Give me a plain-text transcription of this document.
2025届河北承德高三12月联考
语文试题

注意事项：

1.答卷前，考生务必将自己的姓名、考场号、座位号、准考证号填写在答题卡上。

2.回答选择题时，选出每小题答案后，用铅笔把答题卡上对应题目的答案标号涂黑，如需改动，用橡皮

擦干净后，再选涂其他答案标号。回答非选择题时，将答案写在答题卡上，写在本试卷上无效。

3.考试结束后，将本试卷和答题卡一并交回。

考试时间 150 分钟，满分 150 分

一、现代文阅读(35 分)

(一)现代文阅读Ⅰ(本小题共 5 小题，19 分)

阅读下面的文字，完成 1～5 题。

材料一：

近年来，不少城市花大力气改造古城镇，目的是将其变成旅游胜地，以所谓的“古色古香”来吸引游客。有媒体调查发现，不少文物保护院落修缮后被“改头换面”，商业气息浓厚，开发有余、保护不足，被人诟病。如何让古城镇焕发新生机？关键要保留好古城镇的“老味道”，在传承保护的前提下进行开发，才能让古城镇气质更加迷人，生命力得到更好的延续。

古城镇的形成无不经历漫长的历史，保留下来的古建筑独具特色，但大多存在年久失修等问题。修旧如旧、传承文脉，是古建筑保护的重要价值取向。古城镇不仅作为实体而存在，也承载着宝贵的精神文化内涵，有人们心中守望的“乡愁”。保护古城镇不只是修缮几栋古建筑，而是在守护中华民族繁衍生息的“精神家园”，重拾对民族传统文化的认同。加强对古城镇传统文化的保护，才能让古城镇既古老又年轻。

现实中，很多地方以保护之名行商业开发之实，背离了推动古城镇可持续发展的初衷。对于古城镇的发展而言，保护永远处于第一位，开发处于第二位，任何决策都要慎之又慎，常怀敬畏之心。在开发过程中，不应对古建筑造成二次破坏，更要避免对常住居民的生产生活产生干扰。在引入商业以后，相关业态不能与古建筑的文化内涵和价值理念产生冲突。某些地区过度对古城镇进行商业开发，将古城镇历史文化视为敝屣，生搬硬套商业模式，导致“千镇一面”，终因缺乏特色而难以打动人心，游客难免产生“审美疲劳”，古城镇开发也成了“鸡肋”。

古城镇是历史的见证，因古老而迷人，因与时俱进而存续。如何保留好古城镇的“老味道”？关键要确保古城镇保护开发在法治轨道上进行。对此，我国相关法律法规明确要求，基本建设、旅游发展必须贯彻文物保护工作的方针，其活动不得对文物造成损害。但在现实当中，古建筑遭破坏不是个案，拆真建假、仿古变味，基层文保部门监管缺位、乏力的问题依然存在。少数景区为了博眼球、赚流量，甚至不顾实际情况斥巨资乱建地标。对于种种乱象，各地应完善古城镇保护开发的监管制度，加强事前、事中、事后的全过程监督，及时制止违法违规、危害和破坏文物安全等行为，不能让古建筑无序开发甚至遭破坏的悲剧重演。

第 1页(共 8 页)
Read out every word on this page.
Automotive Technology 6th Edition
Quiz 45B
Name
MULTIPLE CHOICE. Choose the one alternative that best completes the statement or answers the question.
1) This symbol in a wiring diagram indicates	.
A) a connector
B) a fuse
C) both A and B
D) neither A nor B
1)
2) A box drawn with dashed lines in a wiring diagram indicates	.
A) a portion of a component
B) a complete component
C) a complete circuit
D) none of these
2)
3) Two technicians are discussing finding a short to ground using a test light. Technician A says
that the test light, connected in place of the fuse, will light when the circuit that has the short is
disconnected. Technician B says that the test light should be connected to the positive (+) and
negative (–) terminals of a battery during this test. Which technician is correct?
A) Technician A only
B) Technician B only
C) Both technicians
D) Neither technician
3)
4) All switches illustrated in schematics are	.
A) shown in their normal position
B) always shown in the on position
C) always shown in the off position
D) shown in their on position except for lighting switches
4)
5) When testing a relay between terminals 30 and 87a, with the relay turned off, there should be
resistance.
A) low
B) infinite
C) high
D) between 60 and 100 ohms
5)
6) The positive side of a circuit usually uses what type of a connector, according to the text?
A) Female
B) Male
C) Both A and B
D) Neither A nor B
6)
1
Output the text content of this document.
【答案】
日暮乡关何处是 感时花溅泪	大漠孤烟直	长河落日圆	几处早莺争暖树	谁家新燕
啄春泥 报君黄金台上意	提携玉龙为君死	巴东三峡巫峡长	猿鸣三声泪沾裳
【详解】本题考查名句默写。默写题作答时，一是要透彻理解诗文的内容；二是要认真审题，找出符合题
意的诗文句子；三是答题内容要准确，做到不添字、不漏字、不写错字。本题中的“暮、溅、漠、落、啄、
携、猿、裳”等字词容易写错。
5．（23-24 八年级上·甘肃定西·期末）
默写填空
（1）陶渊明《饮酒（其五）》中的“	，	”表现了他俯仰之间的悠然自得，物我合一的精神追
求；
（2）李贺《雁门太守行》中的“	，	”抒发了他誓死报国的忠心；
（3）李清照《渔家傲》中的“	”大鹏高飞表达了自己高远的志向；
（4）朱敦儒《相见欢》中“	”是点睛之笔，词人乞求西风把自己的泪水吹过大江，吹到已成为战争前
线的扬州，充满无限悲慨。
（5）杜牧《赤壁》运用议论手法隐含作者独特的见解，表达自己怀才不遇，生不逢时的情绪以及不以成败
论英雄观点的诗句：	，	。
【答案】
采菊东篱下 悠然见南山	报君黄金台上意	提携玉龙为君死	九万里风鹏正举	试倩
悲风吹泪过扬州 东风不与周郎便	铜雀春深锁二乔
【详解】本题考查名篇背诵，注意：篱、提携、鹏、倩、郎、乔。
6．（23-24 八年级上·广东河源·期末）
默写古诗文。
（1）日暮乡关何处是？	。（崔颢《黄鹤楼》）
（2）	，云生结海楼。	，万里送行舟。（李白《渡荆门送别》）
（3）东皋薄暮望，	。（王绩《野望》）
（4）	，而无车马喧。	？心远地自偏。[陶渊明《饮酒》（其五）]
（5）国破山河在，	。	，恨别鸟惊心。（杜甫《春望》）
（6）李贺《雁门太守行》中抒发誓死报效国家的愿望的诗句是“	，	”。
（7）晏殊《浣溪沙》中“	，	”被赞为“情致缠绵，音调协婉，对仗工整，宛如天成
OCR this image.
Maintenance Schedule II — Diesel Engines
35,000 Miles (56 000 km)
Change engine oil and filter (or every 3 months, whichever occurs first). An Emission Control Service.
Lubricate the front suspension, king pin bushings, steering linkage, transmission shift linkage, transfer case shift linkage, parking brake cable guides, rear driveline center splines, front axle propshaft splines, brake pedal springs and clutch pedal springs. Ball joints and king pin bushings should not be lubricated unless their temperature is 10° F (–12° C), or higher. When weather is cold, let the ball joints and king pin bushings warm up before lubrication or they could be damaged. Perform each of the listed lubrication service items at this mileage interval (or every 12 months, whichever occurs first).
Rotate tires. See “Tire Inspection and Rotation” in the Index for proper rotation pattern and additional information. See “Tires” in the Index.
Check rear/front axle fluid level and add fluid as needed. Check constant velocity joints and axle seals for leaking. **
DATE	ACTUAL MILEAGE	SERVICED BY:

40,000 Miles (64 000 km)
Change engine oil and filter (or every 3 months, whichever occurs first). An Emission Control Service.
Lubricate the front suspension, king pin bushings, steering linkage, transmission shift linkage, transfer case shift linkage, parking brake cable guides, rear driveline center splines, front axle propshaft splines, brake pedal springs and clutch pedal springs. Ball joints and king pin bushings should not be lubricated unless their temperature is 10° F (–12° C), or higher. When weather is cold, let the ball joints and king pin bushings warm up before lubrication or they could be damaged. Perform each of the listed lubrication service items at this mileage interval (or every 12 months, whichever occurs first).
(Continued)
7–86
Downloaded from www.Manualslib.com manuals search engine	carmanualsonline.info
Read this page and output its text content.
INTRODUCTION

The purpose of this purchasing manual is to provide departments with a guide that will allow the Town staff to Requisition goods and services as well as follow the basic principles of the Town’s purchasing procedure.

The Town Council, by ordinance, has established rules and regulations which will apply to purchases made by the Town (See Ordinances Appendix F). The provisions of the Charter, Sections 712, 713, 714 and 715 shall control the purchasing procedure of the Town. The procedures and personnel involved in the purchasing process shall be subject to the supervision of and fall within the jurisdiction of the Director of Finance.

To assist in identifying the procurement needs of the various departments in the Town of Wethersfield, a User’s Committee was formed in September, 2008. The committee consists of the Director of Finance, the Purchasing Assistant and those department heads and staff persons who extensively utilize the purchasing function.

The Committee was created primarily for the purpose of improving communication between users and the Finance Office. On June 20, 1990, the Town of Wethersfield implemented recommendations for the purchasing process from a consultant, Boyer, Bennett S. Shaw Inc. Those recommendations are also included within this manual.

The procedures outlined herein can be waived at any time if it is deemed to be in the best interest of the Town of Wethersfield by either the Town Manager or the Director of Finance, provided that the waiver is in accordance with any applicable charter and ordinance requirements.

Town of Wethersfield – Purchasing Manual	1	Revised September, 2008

**Written problem:**
Filter the listing for the word "八年级上" and copy every line that holds it.

**Written response:**
5．（23-24 八年级上·甘肃定西·期末）
6．（23-24 八年级上·广东河源·期末）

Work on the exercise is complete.